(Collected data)
___

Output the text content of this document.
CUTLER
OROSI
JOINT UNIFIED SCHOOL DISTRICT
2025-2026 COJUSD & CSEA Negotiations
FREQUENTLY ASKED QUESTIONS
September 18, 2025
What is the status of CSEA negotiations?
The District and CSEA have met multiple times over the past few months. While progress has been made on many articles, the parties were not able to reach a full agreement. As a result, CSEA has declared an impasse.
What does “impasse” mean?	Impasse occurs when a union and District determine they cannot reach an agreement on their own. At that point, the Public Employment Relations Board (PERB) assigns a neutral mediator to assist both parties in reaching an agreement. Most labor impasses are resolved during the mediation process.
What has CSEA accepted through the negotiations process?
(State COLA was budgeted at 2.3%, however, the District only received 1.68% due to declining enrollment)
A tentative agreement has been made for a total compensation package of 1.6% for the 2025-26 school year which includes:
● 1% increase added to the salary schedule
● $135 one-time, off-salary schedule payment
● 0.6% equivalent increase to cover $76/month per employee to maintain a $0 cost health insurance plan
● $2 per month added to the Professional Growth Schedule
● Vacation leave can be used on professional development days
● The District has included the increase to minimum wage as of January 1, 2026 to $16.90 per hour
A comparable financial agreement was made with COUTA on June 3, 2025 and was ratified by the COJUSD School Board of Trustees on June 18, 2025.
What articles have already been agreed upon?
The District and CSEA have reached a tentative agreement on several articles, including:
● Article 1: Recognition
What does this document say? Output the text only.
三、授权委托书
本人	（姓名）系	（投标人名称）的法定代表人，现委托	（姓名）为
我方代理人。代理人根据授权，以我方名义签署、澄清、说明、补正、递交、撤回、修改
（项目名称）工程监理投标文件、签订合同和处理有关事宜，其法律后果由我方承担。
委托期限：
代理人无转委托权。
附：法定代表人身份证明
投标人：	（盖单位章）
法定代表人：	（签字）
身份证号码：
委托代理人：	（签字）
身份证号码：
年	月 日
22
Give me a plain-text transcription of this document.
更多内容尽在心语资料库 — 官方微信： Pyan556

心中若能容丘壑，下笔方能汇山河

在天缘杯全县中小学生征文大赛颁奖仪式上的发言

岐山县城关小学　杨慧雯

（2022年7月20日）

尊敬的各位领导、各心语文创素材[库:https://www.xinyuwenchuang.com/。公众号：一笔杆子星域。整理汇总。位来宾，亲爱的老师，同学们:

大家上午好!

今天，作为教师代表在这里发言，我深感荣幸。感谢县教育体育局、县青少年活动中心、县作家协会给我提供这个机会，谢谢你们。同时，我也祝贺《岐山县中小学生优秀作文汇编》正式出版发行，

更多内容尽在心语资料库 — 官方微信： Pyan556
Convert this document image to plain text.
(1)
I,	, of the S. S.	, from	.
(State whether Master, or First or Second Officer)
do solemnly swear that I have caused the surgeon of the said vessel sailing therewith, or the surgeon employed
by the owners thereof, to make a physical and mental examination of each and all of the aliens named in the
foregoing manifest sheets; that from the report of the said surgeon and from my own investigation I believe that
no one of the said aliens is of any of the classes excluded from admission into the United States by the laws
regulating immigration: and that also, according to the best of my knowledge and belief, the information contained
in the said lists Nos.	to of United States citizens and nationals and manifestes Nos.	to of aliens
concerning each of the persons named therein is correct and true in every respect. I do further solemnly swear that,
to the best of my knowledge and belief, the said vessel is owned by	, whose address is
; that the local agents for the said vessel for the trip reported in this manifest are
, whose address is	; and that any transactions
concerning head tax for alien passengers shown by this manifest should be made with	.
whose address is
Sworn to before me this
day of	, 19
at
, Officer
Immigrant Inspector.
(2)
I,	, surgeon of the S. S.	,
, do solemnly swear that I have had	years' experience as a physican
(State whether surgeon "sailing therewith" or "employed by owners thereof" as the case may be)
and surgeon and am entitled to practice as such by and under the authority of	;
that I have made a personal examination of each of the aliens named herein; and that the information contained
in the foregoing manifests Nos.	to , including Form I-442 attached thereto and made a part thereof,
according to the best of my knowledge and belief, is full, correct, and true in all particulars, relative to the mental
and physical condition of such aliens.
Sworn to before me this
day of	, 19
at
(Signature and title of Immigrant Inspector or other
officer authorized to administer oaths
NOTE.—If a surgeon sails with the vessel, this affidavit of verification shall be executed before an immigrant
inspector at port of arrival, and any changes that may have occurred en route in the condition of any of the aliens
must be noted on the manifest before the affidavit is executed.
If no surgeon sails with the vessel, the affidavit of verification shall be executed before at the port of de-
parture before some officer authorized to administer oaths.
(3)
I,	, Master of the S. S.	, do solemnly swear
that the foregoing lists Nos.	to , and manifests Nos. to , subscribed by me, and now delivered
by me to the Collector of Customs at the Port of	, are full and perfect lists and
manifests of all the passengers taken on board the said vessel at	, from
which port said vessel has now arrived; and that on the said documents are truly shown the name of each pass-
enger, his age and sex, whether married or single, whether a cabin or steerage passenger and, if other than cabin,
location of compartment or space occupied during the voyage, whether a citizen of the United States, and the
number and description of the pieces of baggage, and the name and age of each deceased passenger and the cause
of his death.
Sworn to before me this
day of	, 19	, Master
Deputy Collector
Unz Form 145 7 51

___

Stated goal:
Reproduce each line of the material containing the word "United".

Exercise response:
no one of the said aliens is of any of the classes excluded from admission into the United States by the laws
in the said lists Nos.	to of United States citizens and nationals and manifestes Nos.	to of aliens
location of compartment or space occupied during the voyage, whether a citizen of the United States, and the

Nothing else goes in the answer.